━━━ RECORD EXCERPTS ━━━

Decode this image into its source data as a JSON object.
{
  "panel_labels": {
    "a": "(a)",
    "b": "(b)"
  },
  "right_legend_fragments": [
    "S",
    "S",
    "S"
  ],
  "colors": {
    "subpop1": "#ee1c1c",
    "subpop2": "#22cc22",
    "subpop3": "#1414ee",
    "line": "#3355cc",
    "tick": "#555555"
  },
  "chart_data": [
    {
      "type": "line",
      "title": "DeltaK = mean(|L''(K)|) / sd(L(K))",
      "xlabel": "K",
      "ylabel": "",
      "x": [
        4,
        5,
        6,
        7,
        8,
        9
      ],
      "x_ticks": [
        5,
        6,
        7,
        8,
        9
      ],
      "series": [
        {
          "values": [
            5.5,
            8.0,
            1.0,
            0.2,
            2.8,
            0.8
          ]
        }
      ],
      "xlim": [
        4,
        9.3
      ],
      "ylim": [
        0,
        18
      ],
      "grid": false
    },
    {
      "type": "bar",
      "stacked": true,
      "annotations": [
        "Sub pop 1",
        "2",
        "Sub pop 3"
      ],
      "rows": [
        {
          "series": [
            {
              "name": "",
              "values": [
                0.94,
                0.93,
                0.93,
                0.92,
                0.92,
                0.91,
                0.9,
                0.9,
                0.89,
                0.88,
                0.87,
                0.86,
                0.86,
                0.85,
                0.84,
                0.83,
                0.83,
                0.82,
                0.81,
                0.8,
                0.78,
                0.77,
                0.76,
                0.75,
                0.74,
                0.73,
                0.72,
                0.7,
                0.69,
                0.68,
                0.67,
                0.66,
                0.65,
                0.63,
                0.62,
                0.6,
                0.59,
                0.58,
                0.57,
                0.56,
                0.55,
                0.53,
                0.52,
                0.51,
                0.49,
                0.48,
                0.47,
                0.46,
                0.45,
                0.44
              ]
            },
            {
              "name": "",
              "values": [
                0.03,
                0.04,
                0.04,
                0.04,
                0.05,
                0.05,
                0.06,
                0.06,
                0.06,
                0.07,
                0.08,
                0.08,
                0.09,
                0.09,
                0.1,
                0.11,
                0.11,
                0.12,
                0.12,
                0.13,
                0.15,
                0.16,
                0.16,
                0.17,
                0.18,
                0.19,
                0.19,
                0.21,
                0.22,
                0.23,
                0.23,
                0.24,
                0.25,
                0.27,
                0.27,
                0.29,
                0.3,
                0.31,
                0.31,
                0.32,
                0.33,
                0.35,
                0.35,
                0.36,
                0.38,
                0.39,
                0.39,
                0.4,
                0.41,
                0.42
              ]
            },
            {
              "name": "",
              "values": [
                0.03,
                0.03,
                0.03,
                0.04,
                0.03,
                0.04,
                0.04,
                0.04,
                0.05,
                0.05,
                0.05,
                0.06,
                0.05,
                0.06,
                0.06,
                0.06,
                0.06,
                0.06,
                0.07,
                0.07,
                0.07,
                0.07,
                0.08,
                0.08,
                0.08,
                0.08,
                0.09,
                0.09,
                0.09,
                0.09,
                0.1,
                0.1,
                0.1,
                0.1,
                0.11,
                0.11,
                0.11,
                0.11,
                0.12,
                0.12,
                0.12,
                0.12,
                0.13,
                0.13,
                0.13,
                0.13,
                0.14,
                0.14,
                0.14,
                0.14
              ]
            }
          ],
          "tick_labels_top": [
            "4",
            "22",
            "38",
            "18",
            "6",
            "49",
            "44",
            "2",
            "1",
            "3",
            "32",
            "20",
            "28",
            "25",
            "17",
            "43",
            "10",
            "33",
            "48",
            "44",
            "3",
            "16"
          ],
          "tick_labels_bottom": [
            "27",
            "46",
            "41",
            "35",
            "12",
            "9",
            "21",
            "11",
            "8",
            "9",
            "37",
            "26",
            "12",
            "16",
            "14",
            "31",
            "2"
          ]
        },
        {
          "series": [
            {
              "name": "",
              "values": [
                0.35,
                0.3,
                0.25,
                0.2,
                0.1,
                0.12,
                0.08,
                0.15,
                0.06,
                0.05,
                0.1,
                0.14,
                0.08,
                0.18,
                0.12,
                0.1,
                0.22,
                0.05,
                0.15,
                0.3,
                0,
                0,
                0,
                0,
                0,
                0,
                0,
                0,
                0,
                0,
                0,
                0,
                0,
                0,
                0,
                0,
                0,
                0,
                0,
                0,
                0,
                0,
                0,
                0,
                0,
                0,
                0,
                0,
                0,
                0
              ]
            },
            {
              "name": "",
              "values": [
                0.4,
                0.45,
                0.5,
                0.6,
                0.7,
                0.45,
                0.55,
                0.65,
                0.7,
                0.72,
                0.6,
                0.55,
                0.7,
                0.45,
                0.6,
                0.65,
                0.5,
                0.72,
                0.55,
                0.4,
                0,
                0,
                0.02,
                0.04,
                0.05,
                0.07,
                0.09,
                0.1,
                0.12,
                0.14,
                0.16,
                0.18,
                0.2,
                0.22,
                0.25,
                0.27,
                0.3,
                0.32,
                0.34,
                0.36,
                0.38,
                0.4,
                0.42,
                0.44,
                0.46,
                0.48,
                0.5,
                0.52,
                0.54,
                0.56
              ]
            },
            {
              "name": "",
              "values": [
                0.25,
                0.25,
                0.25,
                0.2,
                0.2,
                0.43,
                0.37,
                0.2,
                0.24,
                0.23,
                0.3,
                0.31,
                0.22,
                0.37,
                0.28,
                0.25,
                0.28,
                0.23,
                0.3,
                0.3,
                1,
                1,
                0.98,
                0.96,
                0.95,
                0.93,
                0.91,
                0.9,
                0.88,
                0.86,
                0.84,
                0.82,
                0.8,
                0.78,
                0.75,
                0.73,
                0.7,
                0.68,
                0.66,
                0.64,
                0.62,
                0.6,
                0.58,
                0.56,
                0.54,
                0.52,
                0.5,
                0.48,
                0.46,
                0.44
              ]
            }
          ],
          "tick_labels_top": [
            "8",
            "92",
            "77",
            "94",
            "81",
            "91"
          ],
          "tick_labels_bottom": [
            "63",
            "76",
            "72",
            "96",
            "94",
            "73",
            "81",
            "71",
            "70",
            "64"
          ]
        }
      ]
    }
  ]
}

━━━

■ **WHAT IS EXPECTED**: All of the data needs to be printed once more, exactly.

■ **OUTPUT BELOW**:
Decode this image into its source data as a JSON object.
{
  "panel_labels": {
    "a": "(a)",
    "b": "(b)"
  },
  "right_legend_fragments": [
    "S",
    "S",
    "S"
  ],
  "colors": {
    "subpop1": "#ee1c1c",
    "subpop2": "#22cc22",
    "subpop3": "#1414ee",
    "line": "#3355cc",
    "tick": "#555555"
  },
  "chart_data": [
    {
      "type": "line",
      "title": "DeltaK = mean(|L''(K)|) / sd(L(K))",
      "xlabel": "K",
      "ylabel": "",
      "x": [
        4,
        5,
        6,
        7,
        8,
        9
      ],
      "x_ticks": [
        5,
        6,
        7,
        8,
        9
      ],
      "series": [
        {
          "values": [
            5.5,
            8.0,
            1.0,
            0.2,
            2.8,
            0.8
          ]
        }
      ],
      "xlim": [
        4,
        9.3
      ],
      "ylim": [
        0,
        18
      ],
      "grid": false
    },
    {
      "type": "bar",
      "stacked": true,
      "annotations": [
        "Sub pop 1",
        "2",
        "Sub pop 3"
      ],
      "rows": [
        {
          "series": [
            {
              "name": "",
              "values": [
                0.94,
                0.93,
                0.93,
                0.92,
                0.92,
                0.91,
                0.9,
                0.9,
                0.89,
                0.88,
                0.87,
                0.86,
                0.86,
                0.85,
                0.84,
                0.83,
                0.83,
                0.82,
                0.81,
                0.8,
                0.78,
                0.77,
                0.76,
                0.75,
                0.74,
                0.73,
                0.72,
                0.7,
                0.69,
                0.68,
                0.67,
                0.66,
                0.65,
                0.63,
                0.62,
                0.6,
                0.59,
                0.58,
                0.57,
                0.56,
                0.55,
                0.53,
                0.52,
                0.51,
                0.49,
                0.48,
                0.47,
                0.46,
                0.45,
                0.44
              ]
            },
            {
              "name": "",
              "values": [
                0.03,
                0.04,
                0.04,
                0.04,
                0.05,
                0.05,
                0.06,
                0.06,
                0.06,
                0.07,
                0.08,
                0.08,
                0.09,
                0.09,
                0.1,
                0.11,
                0.11,
                0.12,
                0.12,
                0.13,
                0.15,
                0.16,
                0.16,
                0.17,
                0.18,
                0.19,
                0.19,
                0.21,
                0.22,
                0.23,
                0.23,
                0.24,
                0.25,
                0.27,
                0.27,
                0.29,
                0.3,
                0.31,
                0.31,
                0.32,
                0.33,
                0.35,
                0.35,
                0.36,
                0.38,
                0.39,
                0.39,
                0.4,
                0.41,
                0.42
              ]
            },
            {
              "name": "",
              "values": [
                0.03,
                0.03,
                0.03,
                0.04,
                0.03,
                0.04,
                0.04,
                0.04,
                0.05,
                0.05,
                0.05,
                0.06,
                0.05,
                0.06,
                0.06,
                0.06,
                0.06,
                0.06,
                0.07,
                0.07,
                0.07,
                0.07,
                0.08,
                0.08,
                0.08,
                0.08,
                0.09,
                0.09,
                0.09,
                0.09,
                0.1,
                0.1,
                0.1,
                0.1,
                0.11,
                0.11,
                0.11,
                0.11,
                0.12,
                0.12,
                0.12,
                0.12,
                0.13,
                0.13,
                0.13,
                0.13,
                0.14,
                0.14,
                0.14,
                0.14
              ]
            }
          ],
          "tick_labels_top": [
            "4",
            "22",
            "38",
            "18",
            "6",
            "49",
            "44",
            "2",
            "1",
            "3",
            "32",
            "20",
            "28",
            "25",
            "17",
            "43",
            "10",
            "33",
            "48",
            "44",
            "3",
            "16"
          ],
          "tick_labels_bottom": [
            "27",
            "46",
            "41",
            "35",
            "12",
            "9",
            "21",
            "11",
            "8",
            "9",
            "37",
            "26",
            "12",
            "16",
            "14",
            "31",
            "2"
          ]
        },
        {
          "series": [
            {
              "name": "",
              "values": [
                0.35,
                0.3,
                0.25,
                0.2,
                0.1,
                0.12,
                0.08,
                0.15,
                0.06,
                0.05,
                0.1,
                0.14,
                0.08,
                0.18,
                0.12,
                0.1,
                0.22,
                0.05,
                0.15,
                0.3,
                0,
                0,
                0,
                0,
                0,
                0,
                0,
                0,
                0,
                0,
                0,
                0,
                0,
                0,
                0,
                0,
                0,
                0,
                0,
                0,
                0,
                0,
                0,
                0,
                0,
                0,
                0,
                0,
                0,
                0
              ]
            },
            {
              "name": "",
              "values": [
                0.4,
                0.45,
                0.5,
                0.6,
                0.7,
                0.45,
                0.55,
                0.65,
                0.7,
                0.72,
                0.6,
                0.55,
                0.7,
                0.45,
                0.6,
                0.65,
                0.5,
                0.72,
                0.55,
                0.4,
                0,
                0,
                0.02,
                0.04,
                0.05,
                0.07,
                0.09,
                0.1,
                0.12,
                0.14,
                0.16,
                0.18,
                0.2,
                0.22,
                0.25,
                0.27,
                0.3,
                0.32,
                0.34,
                0.36,
                0.38,
                0.4,
                0.42,
                0.44,
                0.46,
                0.48,
                0.5,
                0.52,
                0.54,
                0.56
              ]
            },
            {
              "name": "",
              "values": [
                0.25,
                0.25,
                0.25,
                0.2,
                0.2,
                0.43,
                0.37,
                0.2,
                0.24,
                0.23,
                0.3,
                0.31,
                0.22,
                0.37,
                0.28,
                0.25,
                0.28,
                0.23,
                0.3,
                0.3,
                1,
                1,
                0.98,
                0.96,
                0.95,
                0.93,
                0.91,
                0.9,
                0.88,
                0.86,
                0.84,
                0.82,
                0.8,
                0.78,
                0.75,
                0.73,
                0.7,
                0.68,
                0.66,
                0.64,
                0.62,
                0.6,
                0.58,
                0.56,
                0.54,
                0.52,
                0.5,
                0.48,
                0.46,
                0.44
              ]
            }
          ],
          "tick_labels_top": [
            "8",
            "92",
            "77",
            "94",
            "81",
            "91"
          ],
          "tick_labels_bottom": [
            "63",
            "76",
            "72",
            "96",
            "94",
            "73",
            "81",
            "71",
            "70",
            "64"
          ]
        }
      ]
    }
  ]
}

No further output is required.